▸ Dataset content
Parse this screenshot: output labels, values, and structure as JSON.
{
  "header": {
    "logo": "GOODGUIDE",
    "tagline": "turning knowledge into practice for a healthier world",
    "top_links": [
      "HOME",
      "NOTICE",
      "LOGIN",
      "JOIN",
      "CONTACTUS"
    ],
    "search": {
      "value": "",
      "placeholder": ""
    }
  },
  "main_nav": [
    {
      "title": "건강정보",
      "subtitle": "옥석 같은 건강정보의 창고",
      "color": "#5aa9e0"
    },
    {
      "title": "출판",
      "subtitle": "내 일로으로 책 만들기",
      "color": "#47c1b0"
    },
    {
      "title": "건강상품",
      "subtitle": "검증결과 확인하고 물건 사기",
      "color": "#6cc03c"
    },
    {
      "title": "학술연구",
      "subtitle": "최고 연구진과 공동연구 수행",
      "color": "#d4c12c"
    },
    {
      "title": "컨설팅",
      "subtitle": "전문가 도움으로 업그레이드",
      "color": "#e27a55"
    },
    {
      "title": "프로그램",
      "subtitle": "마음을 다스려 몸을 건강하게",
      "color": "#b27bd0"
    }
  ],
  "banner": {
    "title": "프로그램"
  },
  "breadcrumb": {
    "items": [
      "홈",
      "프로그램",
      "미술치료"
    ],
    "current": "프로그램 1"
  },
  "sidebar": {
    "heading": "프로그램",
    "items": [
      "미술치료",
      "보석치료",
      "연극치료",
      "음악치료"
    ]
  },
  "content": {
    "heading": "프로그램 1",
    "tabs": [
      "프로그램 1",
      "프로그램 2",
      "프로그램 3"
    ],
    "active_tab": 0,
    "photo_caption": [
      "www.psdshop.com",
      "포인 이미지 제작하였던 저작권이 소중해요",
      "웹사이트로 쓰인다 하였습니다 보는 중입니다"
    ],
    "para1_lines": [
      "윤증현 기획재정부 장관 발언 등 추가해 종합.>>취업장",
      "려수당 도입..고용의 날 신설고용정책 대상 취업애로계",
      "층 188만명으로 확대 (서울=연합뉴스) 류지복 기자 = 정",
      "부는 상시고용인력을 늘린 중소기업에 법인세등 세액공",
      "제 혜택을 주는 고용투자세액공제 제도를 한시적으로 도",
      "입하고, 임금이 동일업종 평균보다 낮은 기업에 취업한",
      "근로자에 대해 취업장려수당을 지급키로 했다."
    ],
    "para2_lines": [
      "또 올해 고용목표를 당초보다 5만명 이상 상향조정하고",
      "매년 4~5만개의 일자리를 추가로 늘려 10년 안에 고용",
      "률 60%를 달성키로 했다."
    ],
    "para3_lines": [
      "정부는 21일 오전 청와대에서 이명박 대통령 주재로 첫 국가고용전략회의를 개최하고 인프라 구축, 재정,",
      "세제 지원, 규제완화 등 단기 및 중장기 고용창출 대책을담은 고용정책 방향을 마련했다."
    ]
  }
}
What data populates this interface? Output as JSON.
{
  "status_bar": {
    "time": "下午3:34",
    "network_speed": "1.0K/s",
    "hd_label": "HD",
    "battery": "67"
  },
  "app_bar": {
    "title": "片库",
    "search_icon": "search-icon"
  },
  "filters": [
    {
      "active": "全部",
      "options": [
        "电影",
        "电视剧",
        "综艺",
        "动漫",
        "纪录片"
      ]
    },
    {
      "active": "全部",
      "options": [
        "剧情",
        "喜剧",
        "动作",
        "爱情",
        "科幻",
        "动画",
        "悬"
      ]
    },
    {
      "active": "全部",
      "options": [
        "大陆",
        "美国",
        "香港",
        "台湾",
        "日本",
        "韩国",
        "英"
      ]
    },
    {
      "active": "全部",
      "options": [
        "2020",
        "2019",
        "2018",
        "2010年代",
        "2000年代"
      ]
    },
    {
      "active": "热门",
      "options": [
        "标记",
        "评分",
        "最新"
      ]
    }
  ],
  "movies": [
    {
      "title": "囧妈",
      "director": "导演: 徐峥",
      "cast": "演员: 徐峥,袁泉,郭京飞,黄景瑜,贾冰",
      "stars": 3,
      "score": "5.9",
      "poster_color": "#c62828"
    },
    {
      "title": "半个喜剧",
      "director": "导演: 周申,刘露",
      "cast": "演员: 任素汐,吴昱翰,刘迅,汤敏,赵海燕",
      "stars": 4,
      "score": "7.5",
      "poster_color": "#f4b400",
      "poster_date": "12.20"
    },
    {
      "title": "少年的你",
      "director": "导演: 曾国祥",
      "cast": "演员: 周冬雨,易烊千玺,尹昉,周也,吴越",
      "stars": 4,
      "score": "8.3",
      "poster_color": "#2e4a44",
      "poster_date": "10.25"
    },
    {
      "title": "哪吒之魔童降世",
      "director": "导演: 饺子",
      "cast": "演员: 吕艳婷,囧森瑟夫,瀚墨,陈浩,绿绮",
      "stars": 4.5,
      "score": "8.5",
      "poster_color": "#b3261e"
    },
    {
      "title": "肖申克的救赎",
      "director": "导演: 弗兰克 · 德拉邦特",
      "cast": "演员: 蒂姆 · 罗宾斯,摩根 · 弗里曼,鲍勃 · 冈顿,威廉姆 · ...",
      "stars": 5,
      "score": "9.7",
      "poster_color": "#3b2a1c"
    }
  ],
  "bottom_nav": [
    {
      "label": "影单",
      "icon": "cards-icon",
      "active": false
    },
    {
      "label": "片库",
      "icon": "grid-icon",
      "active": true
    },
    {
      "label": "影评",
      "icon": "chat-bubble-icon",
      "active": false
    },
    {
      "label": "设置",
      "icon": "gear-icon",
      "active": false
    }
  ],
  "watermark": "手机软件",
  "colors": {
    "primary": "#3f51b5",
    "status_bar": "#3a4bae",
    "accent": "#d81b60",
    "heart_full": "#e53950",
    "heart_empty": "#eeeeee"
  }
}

▸ What you should do
Reproduce the data shown above exactly.

▸ Solution
Parse this screenshot: output labels, values, and structure as JSON.
{
  "header": {
    "logo": "GOODGUIDE",
    "tagline": "turning knowledge into practice for a healthier world",
    "top_links": [
      "HOME",
      "NOTICE",
      "LOGIN",
      "JOIN",
      "CONTACTUS"
    ],
    "search": {
      "value": "",
      "placeholder": ""
    }
  },
  "main_nav": [
    {
      "title": "건강정보",
      "subtitle": "옥석 같은 건강정보의 창고",
      "color": "#5aa9e0"
    },
    {
      "title": "출판",
      "subtitle": "내 일로으로 책 만들기",
      "color": "#47c1b0"
    },
    {
      "title": "건강상품",
      "subtitle": "검증결과 확인하고 물건 사기",
      "color": "#6cc03c"
    },
    {
      "title": "학술연구",
      "subtitle": "최고 연구진과 공동연구 수행",
      "color": "#d4c12c"
    },
    {
      "title": "컨설팅",
      "subtitle": "전문가 도움으로 업그레이드",
      "color": "#e27a55"
    },
    {
      "title": "프로그램",
      "subtitle": "마음을 다스려 몸을 건강하게",
      "color": "#b27bd0"
    }
  ],
  "banner": {
    "title": "프로그램"
  },
  "breadcrumb": {
    "items": [
      "홈",
      "프로그램",
      "미술치료"
    ],
    "current": "프로그램 1"
  },
  "sidebar": {
    "heading": "프로그램",
    "items": [
      "미술치료",
      "보석치료",
      "연극치료",
      "음악치료"
    ]
  },
  "content": {
    "heading": "프로그램 1",
    "tabs": [
      "프로그램 1",
      "프로그램 2",
      "프로그램 3"
    ],
    "active_tab": 0,
    "photo_caption": [
      "www.psdshop.com",
      "포인 이미지 제작하였던 저작권이 소중해요",
      "웹사이트로 쓰인다 하였습니다 보는 중입니다"
    ],
    "para1_lines": [
      "윤증현 기획재정부 장관 발언 등 추가해 종합.>>취업장",
      "려수당 도입..고용의 날 신설고용정책 대상 취업애로계",
      "층 188만명으로 확대 (서울=연합뉴스) 류지복 기자 = 정",
      "부는 상시고용인력을 늘린 중소기업에 법인세등 세액공",
      "제 혜택을 주는 고용투자세액공제 제도를 한시적으로 도",
      "입하고, 임금이 동일업종 평균보다 낮은 기업에 취업한",
      "근로자에 대해 취업장려수당을 지급키로 했다."
    ],
    "para2_lines": [
      "또 올해 고용목표를 당초보다 5만명 이상 상향조정하고",
      "매년 4~5만개의 일자리를 추가로 늘려 10년 안에 고용",
      "률 60%를 달성키로 했다."
    ],
    "para3_lines": [
      "정부는 21일 오전 청와대에서 이명박 대통령 주재로 첫 국가고용전략회의를 개최하고 인프라 구축, 재정,",
      "세제 지원, 규제완화 등 단기 및 중장기 고용창출 대책을담은 고용정책 방향을 마련했다."
    ]
  }
}
What data populates this interface? Output as JSON.
{
  "status_bar": {
    "time": "下午3:34",
    "network_speed": "1.0K/s",
    "hd_label": "HD",
    "battery": "67"
  },
  "app_bar": {
    "title": "片库",
    "search_icon": "search-icon"
  },
  "filters": [
    {
      "active": "全部",
      "options": [
        "电影",
        "电视剧",
        "综艺",
        "动漫",
        "纪录片"
      ]
    },
    {
      "active": "全部",
      "options": [
        "剧情",
        "喜剧",
        "动作",
        "爱情",
        "科幻",
        "动画",
        "悬"
      ]
    },
    {
      "active": "全部",
      "options": [
        "大陆",
        "美国",
        "香港",
        "台湾",
        "日本",
        "韩国",
        "英"
      ]
    },
    {
      "active": "全部",
      "options": [
        "2020",
        "2019",
        "2018",
        "2010年代",
        "2000年代"
      ]
    },
    {
      "active": "热门",
      "options": [
        "标记",
        "评分",
        "最新"
      ]
    }
  ],
  "movies": [
    {
      "title": "囧妈",
      "director": "导演: 徐峥",
      "cast": "演员: 徐峥,袁泉,郭京飞,黄景瑜,贾冰",
      "stars": 3,
      "score": "5.9",
      "poster_color": "#c62828"
    },
    {
      "title": "半个喜剧",
      "director": "导演: 周申,刘露",
      "cast": "演员: 任素汐,吴昱翰,刘迅,汤敏,赵海燕",
      "stars": 4,
      "score": "7.5",
      "poster_color": "#f4b400",
      "poster_date": "12.20"
    },
    {
      "title": "少年的你",
      "director": "导演: 曾国祥",
      "cast": "演员: 周冬雨,易烊千玺,尹昉,周也,吴越",
      "stars": 4,
      "score": "8.3",
      "poster_color": "#2e4a44",
      "poster_date": "10.25"
    },
    {
      "title": "哪吒之魔童降世",
      "director": "导演: 饺子",
      "cast": "演员: 吕艳婷,囧森瑟夫,瀚墨,陈浩,绿绮",
      "stars": 4.5,
      "score": "8.5",
      "poster_color": "#b3261e"
    },
    {
      "title": "肖申克的救赎",
      "director": "导演: 弗兰克 · 德拉邦特",
      "cast": "演员: 蒂姆 · 罗宾斯,摩根 · 弗里曼,鲍勃 · 冈顿,威廉姆 · ...",
      "stars": 5,
      "score": "9.7",
      "poster_color": "#3b2a1c"
    }
  ],
  "bottom_nav": [
    {
      "label": "影单",
      "icon": "cards-icon",
      "active": false
    },
    {
      "label": "片库",
      "icon": "grid-icon",
      "active": true
    },
    {
      "label": "影评",
      "icon": "chat-bubble-icon",
      "active": false
    },
    {
      "label": "设置",
      "icon": "gear-icon",
      "active": false
    }
  ],
  "watermark": "手机软件",
  "colors": {
    "primary": "#3f51b5",
    "status_bar": "#3a4bae",
    "accent": "#d81b60",
    "heart_full": "#e53950",
    "heart_empty": "#eeeeee"
  }
}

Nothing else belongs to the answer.